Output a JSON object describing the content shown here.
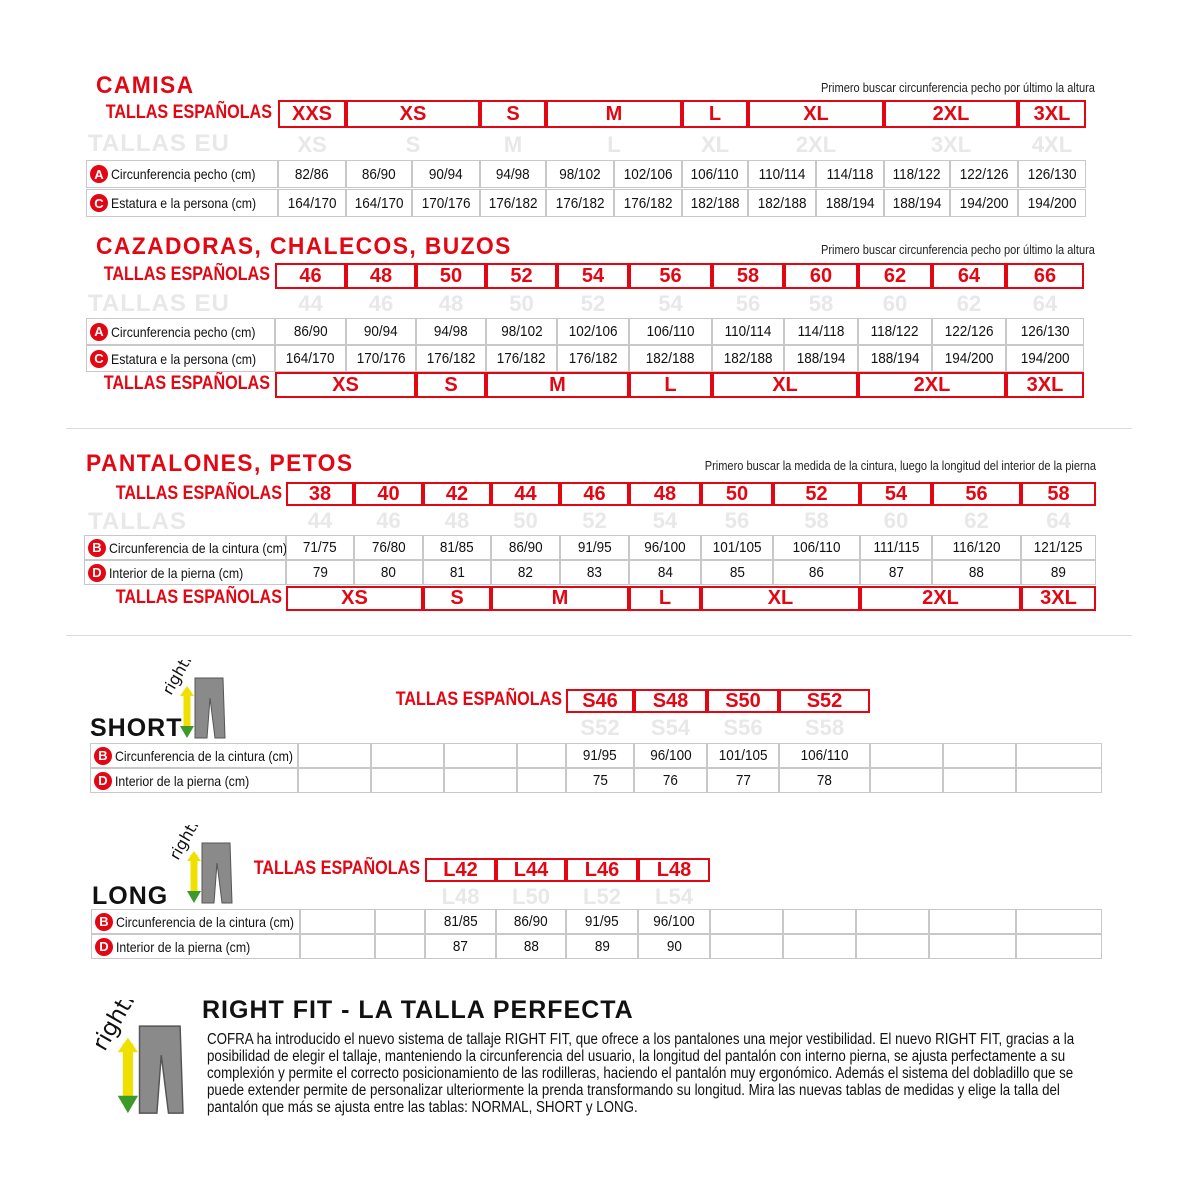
{
  "colors": {
    "brand_red": "#e30613",
    "ghost": "#e8e8e8"
  },
  "camisa": {
    "title": "CAMISA",
    "note": "Primero buscar circunferencia pecho por último la altura",
    "es_label": "TALLAS ESPAÑOLAS",
    "eu_label": "TALLAS EU",
    "es_sizes": [
      "XXS",
      "XS",
      "S",
      "M",
      "L",
      "XL",
      "2XL",
      "3XL"
    ],
    "eu_sizes": [
      "XS",
      "S",
      "M",
      "L",
      "XL",
      "2XL",
      "3XL",
      "4XL"
    ],
    "rows": [
      {
        "badge": "A",
        "label": "Circunferencia pecho (cm)",
        "values": [
          "82/86",
          "86/90",
          "90/94",
          "94/98",
          "98/102",
          "102/106",
          "106/110",
          "110/114",
          "114/118",
          "118/122",
          "122/126",
          "126/130"
        ]
      },
      {
        "badge": "C",
        "label": "Estatura e la persona (cm)",
        "values": [
          "164/170",
          "164/170",
          "170/176",
          "176/182",
          "176/182",
          "176/182",
          "182/188",
          "182/188",
          "188/194",
          "188/194",
          "194/200",
          "194/200"
        ]
      }
    ]
  },
  "cazadoras": {
    "title": "CAZADORAS, CHALECOS, BUZOS",
    "note": "Primero buscar circunferencia pecho por último la altura",
    "es_label": "TALLAS ESPAÑOLAS",
    "eu_label": "TALLAS EU",
    "es_sizes": [
      "46",
      "48",
      "50",
      "52",
      "54",
      "56",
      "58",
      "60",
      "62",
      "64",
      "66"
    ],
    "eu_sizes": [
      "44",
      "46",
      "48",
      "50",
      "52",
      "54",
      "56",
      "58",
      "60",
      "62",
      "64"
    ],
    "rows": [
      {
        "badge": "A",
        "label": "Circunferencia pecho (cm)",
        "values": [
          "86/90",
          "90/94",
          "94/98",
          "98/102",
          "102/106",
          "106/110",
          "110/114",
          "114/118",
          "118/122",
          "122/126",
          "126/130"
        ]
      },
      {
        "badge": "C",
        "label": "Estatura e la persona (cm)",
        "values": [
          "164/170",
          "170/176",
          "176/182",
          "176/182",
          "176/182",
          "182/188",
          "182/188",
          "188/194",
          "188/194",
          "194/200",
          "194/200"
        ]
      }
    ],
    "letter_label": "TALLAS ESPAÑOLAS",
    "letter_sizes": [
      "XS",
      "S",
      "M",
      "L",
      "XL",
      "2XL",
      "3XL"
    ]
  },
  "pantalones": {
    "title": "PANTALONES, PETOS",
    "note": "Primero buscar la medida de la cintura, luego la longitud del interior de la pierna",
    "es_label": "TALLAS ESPAÑOLAS",
    "eu_label": "TALLAS",
    "es_sizes": [
      "38",
      "40",
      "42",
      "44",
      "46",
      "48",
      "50",
      "52",
      "54",
      "56",
      "58"
    ],
    "eu_sizes": [
      "44",
      "46",
      "48",
      "50",
      "52",
      "54",
      "56",
      "58",
      "60",
      "62",
      "64"
    ],
    "rows": [
      {
        "badge": "B",
        "label": "Circunferencia de la cintura (cm)",
        "values": [
          "71/75",
          "76/80",
          "81/85",
          "86/90",
          "91/95",
          "96/100",
          "101/105",
          "106/110",
          "111/115",
          "116/120",
          "121/125"
        ]
      },
      {
        "badge": "D",
        "label": "Interior de la pierna (cm)",
        "values": [
          "79",
          "80",
          "81",
          "82",
          "83",
          "84",
          "85",
          "86",
          "87",
          "88",
          "89"
        ]
      }
    ],
    "letter_label": "TALLAS ESPAÑOLAS",
    "letter_sizes": [
      "XS",
      "S",
      "M",
      "L",
      "XL",
      "2XL",
      "3XL"
    ]
  },
  "short": {
    "title": "SHORT",
    "logo_text": "rightfit",
    "es_label": "TALLAS ESPAÑOLAS",
    "es_sizes": [
      "S46",
      "S48",
      "S50",
      "S52"
    ],
    "eu_sizes": [
      "S52",
      "S54",
      "S56",
      "S58"
    ],
    "rows": [
      {
        "badge": "B",
        "label": "Circunferencia de la cintura (cm)",
        "values": [
          "91/95",
          "96/100",
          "101/105",
          "106/110"
        ]
      },
      {
        "badge": "D",
        "label": "Interior de la pierna (cm)",
        "values": [
          "75",
          "76",
          "77",
          "78"
        ]
      }
    ]
  },
  "long": {
    "title": "LONG",
    "logo_text": "rightfit",
    "es_label": "TALLAS ESPAÑOLAS",
    "es_sizes": [
      "L42",
      "L44",
      "L46",
      "L48"
    ],
    "eu_sizes": [
      "L48",
      "L50",
      "L52",
      "L54"
    ],
    "rows": [
      {
        "badge": "B",
        "label": "Circunferencia de la cintura (cm)",
        "values": [
          "81/85",
          "86/90",
          "91/95",
          "96/100"
        ]
      },
      {
        "badge": "D",
        "label": "Interior de la pierna (cm)",
        "values": [
          "87",
          "88",
          "89",
          "90"
        ]
      }
    ]
  },
  "rightfit": {
    "logo_text": "rightfit",
    "title": "RIGHT FIT - LA TALLA PERFECTA",
    "text": "COFRA ha introducido el nuevo sistema de tallaje RIGHT FIT, que ofrece a los pantalones una mejor vestibilidad. El nuevo RIGHT FIT, gracias a la posibilidad de elegir el tallaje, manteniendo la circunferencia del usuario, la longitud del pantalón con interno pierna, se ajusta perfectamente a su complexión y permite el correcto posicionamiento de las rodilleras, haciendo el pantalón muy ergonómico. Además el sistema del dobladillo que se puede extender permite de personalizar ulteriormente la prenda transformando su longitud. Mira las nuevas tablas de medidas y elige la talla del pantalón que más se ajusta entre las tablas: NORMAL, SHORT y LONG."
  }
}
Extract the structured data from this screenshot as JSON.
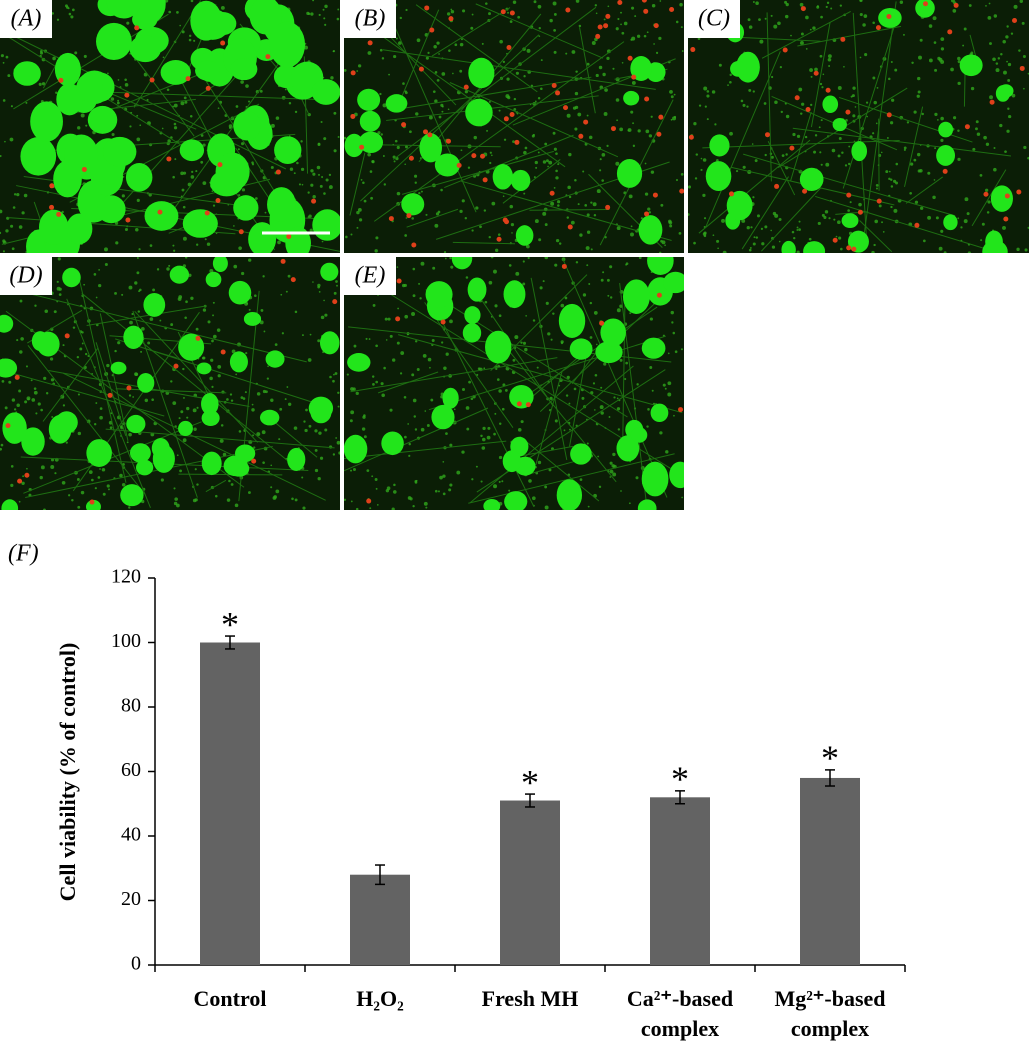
{
  "images": {
    "labels": [
      "(A)",
      "(B)",
      "(C)",
      "(D)",
      "(E)"
    ]
  },
  "chart_data": {
    "type": "bar",
    "panel_label": "(F)",
    "ylabel": "Cell viability (% of control)",
    "categories": [
      "Control",
      "H₂O₂",
      "Fresh MH",
      "Ca²⁺-based complex",
      "Mg²⁺-based complex"
    ],
    "values": [
      100,
      28,
      51,
      52,
      58
    ],
    "errors": [
      2,
      3,
      2,
      2,
      2.5
    ],
    "significance": [
      "*",
      null,
      "*",
      "*",
      "*"
    ],
    "color": "#636363",
    "ylim": [
      0,
      120
    ],
    "yticks": [
      0,
      20,
      40,
      60,
      80,
      100,
      120
    ],
    "grid": false
  }
}
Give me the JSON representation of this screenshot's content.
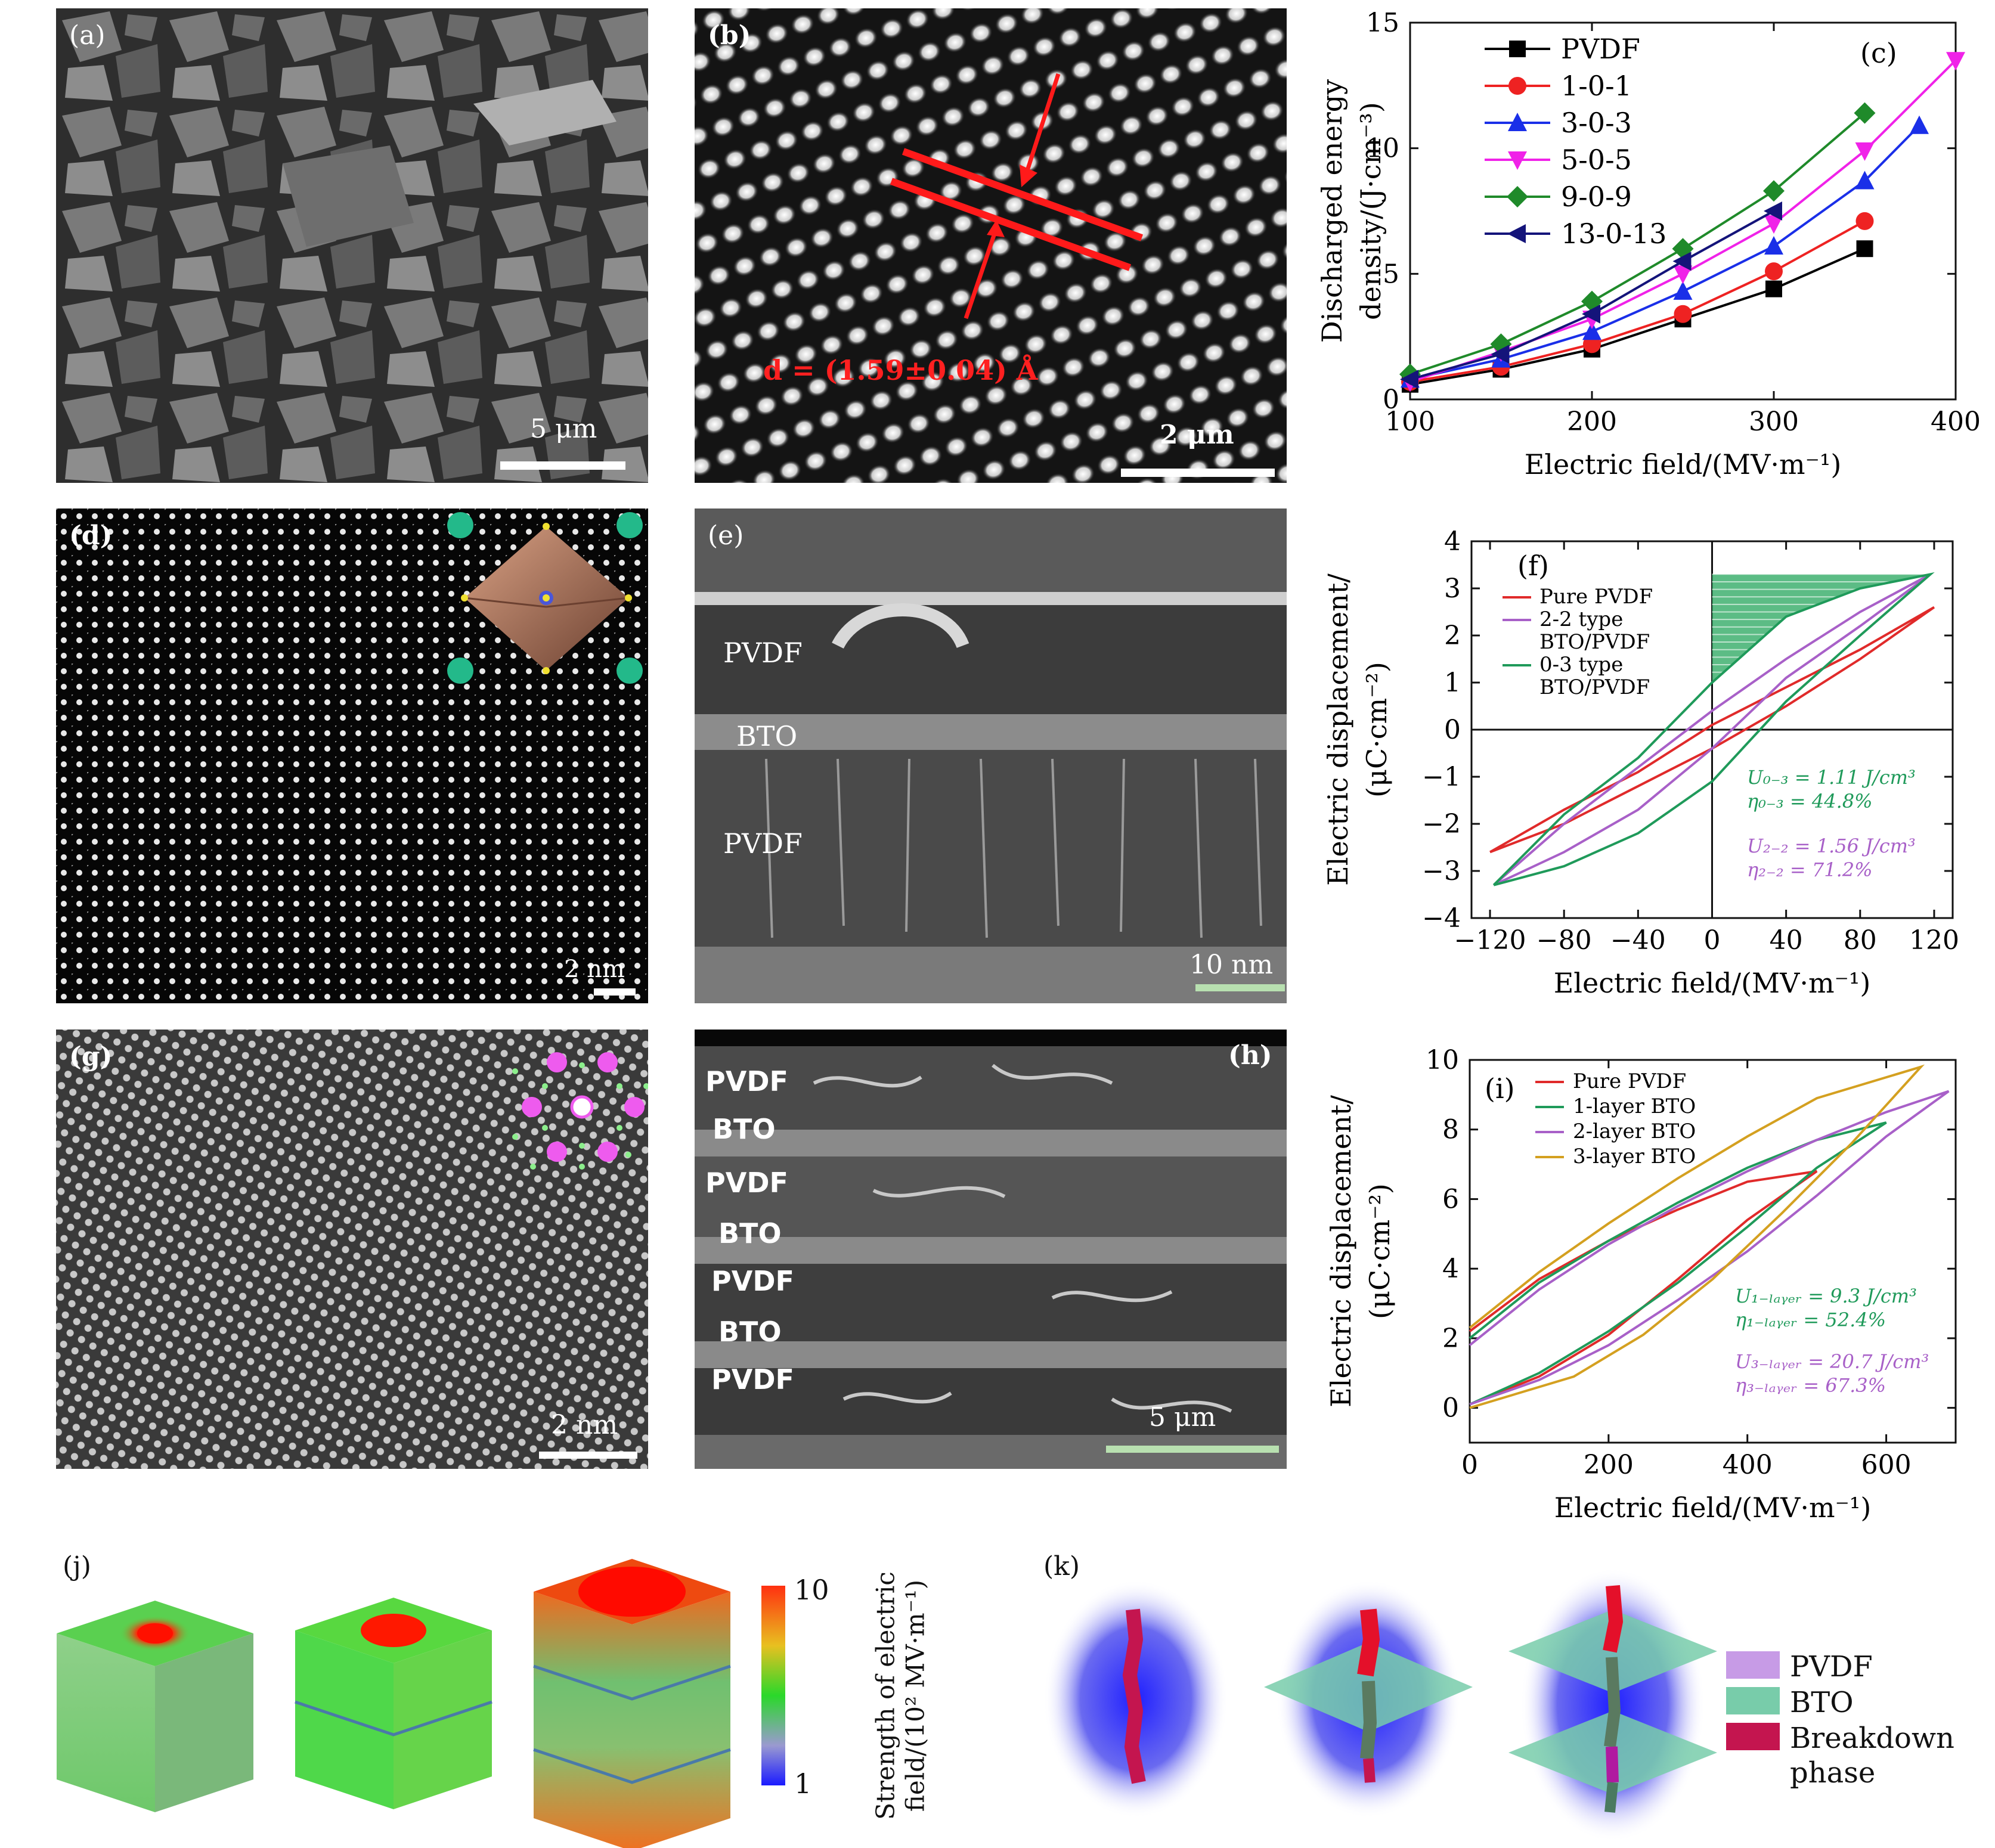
━━━━
WHAT IS REQUIRED
Go through the lines above. Select every one that has the string "based".

RESPONSE
      "Ca²⁺-based complex",
      "Mg²⁺-based complex"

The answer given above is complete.